Dataset excerpts »
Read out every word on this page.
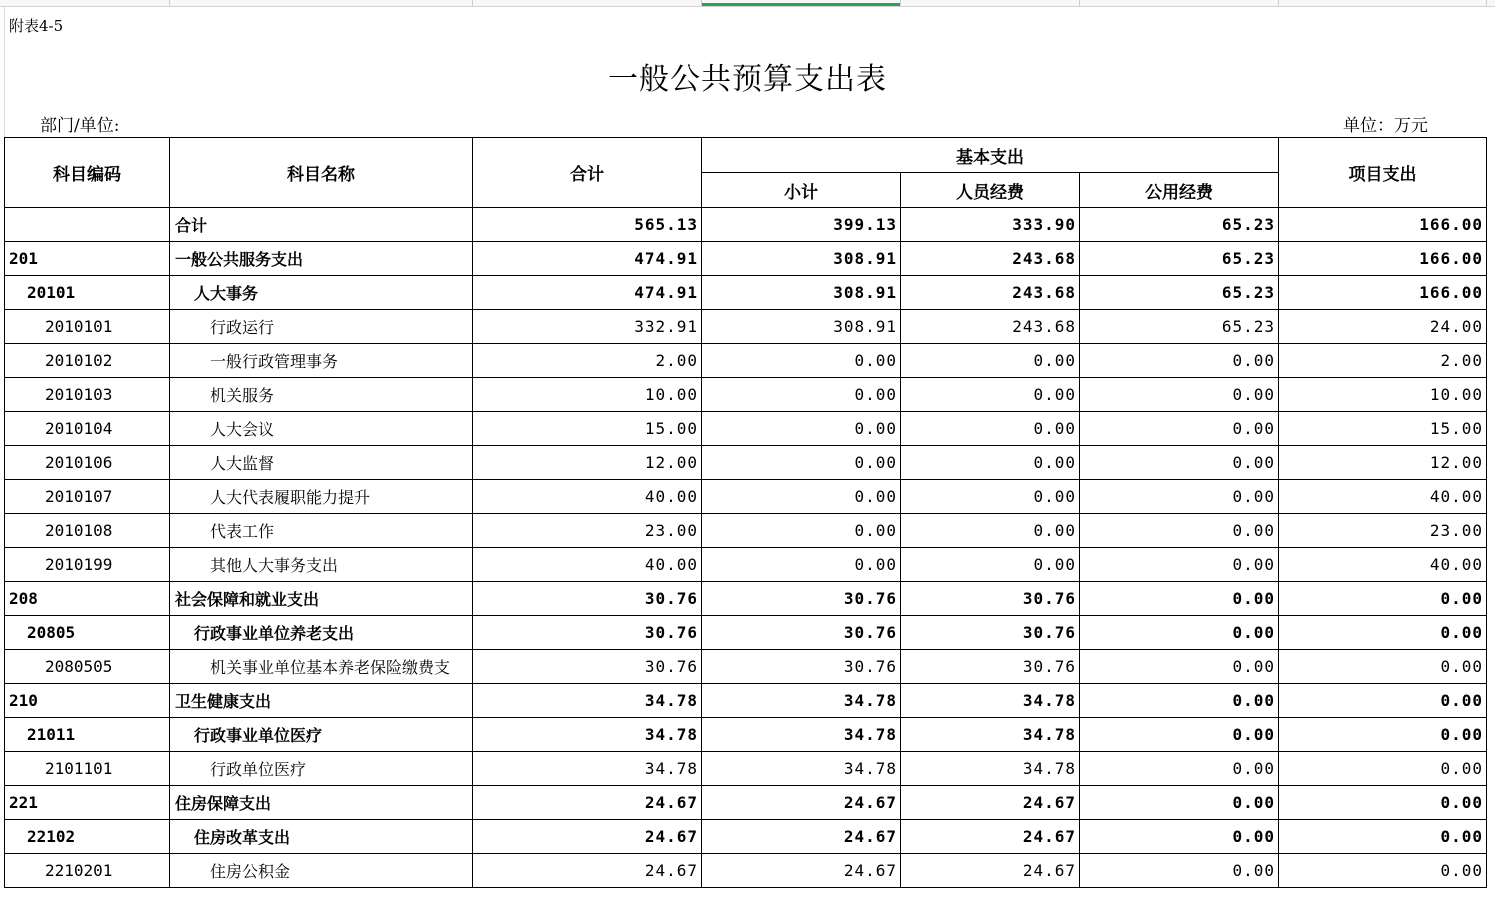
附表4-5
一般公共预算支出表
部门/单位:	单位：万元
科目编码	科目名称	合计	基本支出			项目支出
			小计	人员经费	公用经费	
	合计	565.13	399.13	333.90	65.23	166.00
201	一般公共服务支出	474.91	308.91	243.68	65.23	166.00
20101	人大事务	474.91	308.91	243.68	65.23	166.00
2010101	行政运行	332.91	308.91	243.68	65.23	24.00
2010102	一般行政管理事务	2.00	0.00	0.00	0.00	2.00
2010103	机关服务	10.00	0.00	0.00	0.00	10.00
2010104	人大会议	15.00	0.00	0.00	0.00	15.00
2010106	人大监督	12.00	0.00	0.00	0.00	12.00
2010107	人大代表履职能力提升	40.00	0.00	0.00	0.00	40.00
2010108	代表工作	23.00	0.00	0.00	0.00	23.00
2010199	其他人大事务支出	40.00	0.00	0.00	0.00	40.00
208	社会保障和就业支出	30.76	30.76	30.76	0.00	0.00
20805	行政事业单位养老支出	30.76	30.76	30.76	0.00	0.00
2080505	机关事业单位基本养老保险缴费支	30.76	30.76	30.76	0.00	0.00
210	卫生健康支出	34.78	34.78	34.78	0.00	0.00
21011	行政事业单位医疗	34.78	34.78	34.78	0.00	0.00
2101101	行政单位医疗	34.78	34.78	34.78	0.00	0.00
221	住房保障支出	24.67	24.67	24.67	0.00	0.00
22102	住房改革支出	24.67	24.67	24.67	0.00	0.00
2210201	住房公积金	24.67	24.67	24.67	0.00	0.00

Job » Leave the pictures out and reproduce all of the records exactly.

Result below »
Read out every word on this page.
附表4-5
一般公共预算支出表
部门/单位:	单位：万元
科目编码	科目名称	合计	基本支出			项目支出
			小计	人员经费	公用经费	
	合计	565.13	399.13	333.90	65.23	166.00
201	一般公共服务支出	474.91	308.91	243.68	65.23	166.00
20101	人大事务	474.91	308.91	243.68	65.23	166.00
2010101	行政运行	332.91	308.91	243.68	65.23	24.00
2010102	一般行政管理事务	2.00	0.00	0.00	0.00	2.00
2010103	机关服务	10.00	0.00	0.00	0.00	10.00
2010104	人大会议	15.00	0.00	0.00	0.00	15.00
2010106	人大监督	12.00	0.00	0.00	0.00	12.00
2010107	人大代表履职能力提升	40.00	0.00	0.00	0.00	40.00
2010108	代表工作	23.00	0.00	0.00	0.00	23.00
2010199	其他人大事务支出	40.00	0.00	0.00	0.00	40.00
208	社会保障和就业支出	30.76	30.76	30.76	0.00	0.00
20805	行政事业单位养老支出	30.76	30.76	30.76	0.00	0.00
2080505	机关事业单位基本养老保险缴费支	30.76	30.76	30.76	0.00	0.00
210	卫生健康支出	34.78	34.78	34.78	0.00	0.00
21011	行政事业单位医疗	34.78	34.78	34.78	0.00	0.00
2101101	行政单位医疗	34.78	34.78	34.78	0.00	0.00
221	住房保障支出	24.67	24.67	24.67	0.00	0.00
22102	住房改革支出	24.67	24.67	24.67	0.00	0.00
2210201	住房公积金	24.67	24.67	24.67	0.00	0.00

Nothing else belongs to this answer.